### PROBLEM DESCRIPTION
Copy out the lines from the beginning of the text below through the line containing "image-card-2: 图片2: 新人物参考图", inclusive, substituting "interface elements" for "UI elements" and leaving everything else unchanged.

### DATA FOR THE TASK
○ ○ ○ ○ ○

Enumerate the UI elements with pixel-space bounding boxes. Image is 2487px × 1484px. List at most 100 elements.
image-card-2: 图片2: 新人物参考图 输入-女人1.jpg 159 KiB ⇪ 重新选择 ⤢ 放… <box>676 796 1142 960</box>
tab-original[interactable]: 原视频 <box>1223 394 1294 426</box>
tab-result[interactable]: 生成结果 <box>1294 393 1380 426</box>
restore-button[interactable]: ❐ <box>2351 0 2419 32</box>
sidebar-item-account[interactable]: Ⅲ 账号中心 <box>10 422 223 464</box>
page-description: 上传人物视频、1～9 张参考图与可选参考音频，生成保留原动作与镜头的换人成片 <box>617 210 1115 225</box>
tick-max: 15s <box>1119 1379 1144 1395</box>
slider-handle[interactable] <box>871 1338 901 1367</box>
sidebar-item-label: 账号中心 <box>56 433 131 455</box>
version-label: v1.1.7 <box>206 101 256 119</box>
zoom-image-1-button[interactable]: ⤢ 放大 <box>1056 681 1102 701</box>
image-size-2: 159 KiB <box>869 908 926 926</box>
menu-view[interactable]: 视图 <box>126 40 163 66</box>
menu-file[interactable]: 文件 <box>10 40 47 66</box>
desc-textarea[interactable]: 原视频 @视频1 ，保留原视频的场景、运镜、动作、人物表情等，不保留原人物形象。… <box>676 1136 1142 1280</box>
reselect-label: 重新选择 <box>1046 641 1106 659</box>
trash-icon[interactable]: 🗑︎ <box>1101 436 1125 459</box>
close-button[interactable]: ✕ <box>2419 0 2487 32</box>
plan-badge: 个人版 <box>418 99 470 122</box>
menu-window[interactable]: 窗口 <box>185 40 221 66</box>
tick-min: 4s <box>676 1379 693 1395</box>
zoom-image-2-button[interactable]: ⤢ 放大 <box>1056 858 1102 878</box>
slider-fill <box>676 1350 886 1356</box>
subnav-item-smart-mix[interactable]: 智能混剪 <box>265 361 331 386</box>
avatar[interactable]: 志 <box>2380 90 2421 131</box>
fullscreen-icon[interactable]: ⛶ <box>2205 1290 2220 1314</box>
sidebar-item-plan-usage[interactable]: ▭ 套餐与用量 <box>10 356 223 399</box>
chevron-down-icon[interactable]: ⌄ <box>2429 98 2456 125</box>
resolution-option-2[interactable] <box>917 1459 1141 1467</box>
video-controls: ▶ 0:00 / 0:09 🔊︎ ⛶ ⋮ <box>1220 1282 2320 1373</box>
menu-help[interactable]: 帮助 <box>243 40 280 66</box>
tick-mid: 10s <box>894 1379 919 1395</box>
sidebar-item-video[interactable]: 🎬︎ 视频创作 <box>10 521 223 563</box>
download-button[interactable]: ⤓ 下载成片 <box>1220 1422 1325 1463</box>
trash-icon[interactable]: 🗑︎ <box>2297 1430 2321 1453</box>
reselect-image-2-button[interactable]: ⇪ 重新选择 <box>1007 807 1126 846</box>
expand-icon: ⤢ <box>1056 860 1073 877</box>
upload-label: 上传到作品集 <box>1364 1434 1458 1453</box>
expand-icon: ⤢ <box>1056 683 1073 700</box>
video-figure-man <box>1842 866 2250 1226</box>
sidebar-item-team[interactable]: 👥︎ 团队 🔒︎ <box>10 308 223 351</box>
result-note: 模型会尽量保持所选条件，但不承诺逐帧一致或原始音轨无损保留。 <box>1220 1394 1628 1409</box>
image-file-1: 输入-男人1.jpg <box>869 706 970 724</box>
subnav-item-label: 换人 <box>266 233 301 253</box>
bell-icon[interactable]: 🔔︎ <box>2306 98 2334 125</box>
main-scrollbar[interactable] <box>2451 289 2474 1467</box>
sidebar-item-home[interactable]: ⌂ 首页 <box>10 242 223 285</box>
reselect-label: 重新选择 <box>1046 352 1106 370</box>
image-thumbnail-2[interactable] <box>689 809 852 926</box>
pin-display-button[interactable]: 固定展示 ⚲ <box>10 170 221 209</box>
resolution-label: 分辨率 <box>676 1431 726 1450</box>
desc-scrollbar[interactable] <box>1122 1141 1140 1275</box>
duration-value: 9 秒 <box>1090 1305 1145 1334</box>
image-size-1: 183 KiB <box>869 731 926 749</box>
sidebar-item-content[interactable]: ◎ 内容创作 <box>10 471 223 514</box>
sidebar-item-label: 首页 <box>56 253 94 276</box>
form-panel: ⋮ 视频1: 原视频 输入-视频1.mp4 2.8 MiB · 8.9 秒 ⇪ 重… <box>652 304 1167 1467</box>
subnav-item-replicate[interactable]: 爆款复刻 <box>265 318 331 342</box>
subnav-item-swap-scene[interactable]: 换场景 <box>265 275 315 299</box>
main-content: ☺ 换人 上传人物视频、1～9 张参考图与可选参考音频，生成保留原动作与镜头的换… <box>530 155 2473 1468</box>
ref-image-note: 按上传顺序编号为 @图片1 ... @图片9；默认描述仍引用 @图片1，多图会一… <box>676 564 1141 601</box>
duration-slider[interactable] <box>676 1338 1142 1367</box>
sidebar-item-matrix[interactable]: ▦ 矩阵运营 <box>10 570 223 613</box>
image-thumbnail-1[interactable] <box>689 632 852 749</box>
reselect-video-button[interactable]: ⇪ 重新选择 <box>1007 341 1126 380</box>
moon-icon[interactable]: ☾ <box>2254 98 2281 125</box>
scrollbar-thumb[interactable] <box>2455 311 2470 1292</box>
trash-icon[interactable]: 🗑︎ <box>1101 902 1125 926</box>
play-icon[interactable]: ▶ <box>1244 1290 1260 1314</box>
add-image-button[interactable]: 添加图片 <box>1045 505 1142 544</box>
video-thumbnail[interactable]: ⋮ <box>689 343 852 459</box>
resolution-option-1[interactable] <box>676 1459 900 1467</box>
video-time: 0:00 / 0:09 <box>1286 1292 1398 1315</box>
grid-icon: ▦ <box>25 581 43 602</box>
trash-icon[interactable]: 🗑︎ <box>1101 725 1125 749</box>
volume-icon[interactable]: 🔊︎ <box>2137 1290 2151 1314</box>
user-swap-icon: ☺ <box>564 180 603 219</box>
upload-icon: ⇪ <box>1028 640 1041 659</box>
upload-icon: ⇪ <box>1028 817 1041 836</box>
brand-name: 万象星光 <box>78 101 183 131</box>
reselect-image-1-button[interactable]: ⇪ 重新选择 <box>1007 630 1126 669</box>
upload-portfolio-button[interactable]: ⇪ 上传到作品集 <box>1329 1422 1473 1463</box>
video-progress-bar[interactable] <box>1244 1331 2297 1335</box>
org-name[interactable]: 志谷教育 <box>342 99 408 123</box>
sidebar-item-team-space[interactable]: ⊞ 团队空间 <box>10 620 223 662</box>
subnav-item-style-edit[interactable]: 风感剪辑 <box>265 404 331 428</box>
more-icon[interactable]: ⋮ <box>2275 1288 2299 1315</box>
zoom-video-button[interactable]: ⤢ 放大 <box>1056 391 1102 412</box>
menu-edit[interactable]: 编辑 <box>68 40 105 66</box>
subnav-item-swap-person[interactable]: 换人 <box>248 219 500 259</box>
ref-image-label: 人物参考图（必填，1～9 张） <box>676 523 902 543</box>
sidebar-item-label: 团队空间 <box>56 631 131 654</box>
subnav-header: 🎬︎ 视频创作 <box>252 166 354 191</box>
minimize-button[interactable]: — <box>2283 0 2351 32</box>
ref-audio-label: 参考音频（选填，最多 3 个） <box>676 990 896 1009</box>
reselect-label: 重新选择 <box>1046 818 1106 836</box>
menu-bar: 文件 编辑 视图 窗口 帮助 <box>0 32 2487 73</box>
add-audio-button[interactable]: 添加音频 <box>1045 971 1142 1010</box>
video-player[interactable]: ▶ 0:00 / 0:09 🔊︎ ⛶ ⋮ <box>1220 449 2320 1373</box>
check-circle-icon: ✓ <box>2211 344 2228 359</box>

○ ○ ○ ○ ○

### THE OUTPUT
Enumerate the interface elements with pixel-space bounding boxes. Image is 2487px × 1484px. List at most 100 elements.
image-card-2: 图片2: 新人物参考图 输入-女人1.jpg 159 KiB ⇪ 重新选择 ⤢ 放… <box>676 796 1142 960</box>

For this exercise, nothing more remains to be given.